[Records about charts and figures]
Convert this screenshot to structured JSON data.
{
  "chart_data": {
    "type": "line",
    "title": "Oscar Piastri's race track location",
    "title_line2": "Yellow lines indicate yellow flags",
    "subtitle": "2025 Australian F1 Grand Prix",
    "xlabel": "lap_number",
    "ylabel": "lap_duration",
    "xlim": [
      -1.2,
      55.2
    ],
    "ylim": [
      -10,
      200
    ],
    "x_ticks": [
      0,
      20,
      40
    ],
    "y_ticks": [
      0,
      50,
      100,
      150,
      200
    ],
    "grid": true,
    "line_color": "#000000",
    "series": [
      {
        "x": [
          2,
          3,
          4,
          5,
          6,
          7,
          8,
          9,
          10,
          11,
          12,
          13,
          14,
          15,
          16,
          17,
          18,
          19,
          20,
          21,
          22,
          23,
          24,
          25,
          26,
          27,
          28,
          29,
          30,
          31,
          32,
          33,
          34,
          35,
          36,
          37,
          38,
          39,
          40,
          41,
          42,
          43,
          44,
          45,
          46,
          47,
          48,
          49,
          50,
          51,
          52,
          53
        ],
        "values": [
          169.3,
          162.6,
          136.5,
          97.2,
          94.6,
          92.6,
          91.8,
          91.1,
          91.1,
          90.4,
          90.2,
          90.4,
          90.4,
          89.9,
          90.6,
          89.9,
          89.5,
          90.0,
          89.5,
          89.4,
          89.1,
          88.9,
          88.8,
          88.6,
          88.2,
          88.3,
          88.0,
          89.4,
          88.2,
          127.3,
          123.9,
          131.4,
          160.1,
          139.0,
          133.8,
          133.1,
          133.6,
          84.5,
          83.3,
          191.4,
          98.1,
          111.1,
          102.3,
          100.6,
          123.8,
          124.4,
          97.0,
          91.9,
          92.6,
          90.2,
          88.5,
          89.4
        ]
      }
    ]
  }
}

## WHAT YOU ARE ASKED TO DO
Each line of the listing above should be output exactly.

## EXPECTED OUTPUT
Convert this screenshot to structured JSON data.
{
  "chart_data": {
    "type": "line",
    "title": "Oscar Piastri's race track location",
    "title_line2": "Yellow lines indicate yellow flags",
    "subtitle": "2025 Australian F1 Grand Prix",
    "xlabel": "lap_number",
    "ylabel": "lap_duration",
    "xlim": [
      -1.2,
      55.2
    ],
    "ylim": [
      -10,
      200
    ],
    "x_ticks": [
      0,
      20,
      40
    ],
    "y_ticks": [
      0,
      50,
      100,
      150,
      200
    ],
    "grid": true,
    "line_color": "#000000",
    "series": [
      {
        "x": [
          2,
          3,
          4,
          5,
          6,
          7,
          8,
          9,
          10,
          11,
          12,
          13,
          14,
          15,
          16,
          17,
          18,
          19,
          20,
          21,
          22,
          23,
          24,
          25,
          26,
          27,
          28,
          29,
          30,
          31,
          32,
          33,
          34,
          35,
          36,
          37,
          38,
          39,
          40,
          41,
          42,
          43,
          44,
          45,
          46,
          47,
          48,
          49,
          50,
          51,
          52,
          53
        ],
        "values": [
          169.3,
          162.6,
          136.5,
          97.2,
          94.6,
          92.6,
          91.8,
          91.1,
          91.1,
          90.4,
          90.2,
          90.4,
          90.4,
          89.9,
          90.6,
          89.9,
          89.5,
          90.0,
          89.5,
          89.4,
          89.1,
          88.9,
          88.8,
          88.6,
          88.2,
          88.3,
          88.0,
          89.4,
          88.2,
          127.3,
          123.9,
          131.4,
          160.1,
          139.0,
          133.8,
          133.1,
          133.6,
          84.5,
          83.3,
          191.4,
          98.1,
          111.1,
          102.3,
          100.6,
          123.8,
          124.4,
          97.0,
          91.9,
          92.6,
          90.2,
          88.5,
          89.4
        ]
      }
    ]
  }
}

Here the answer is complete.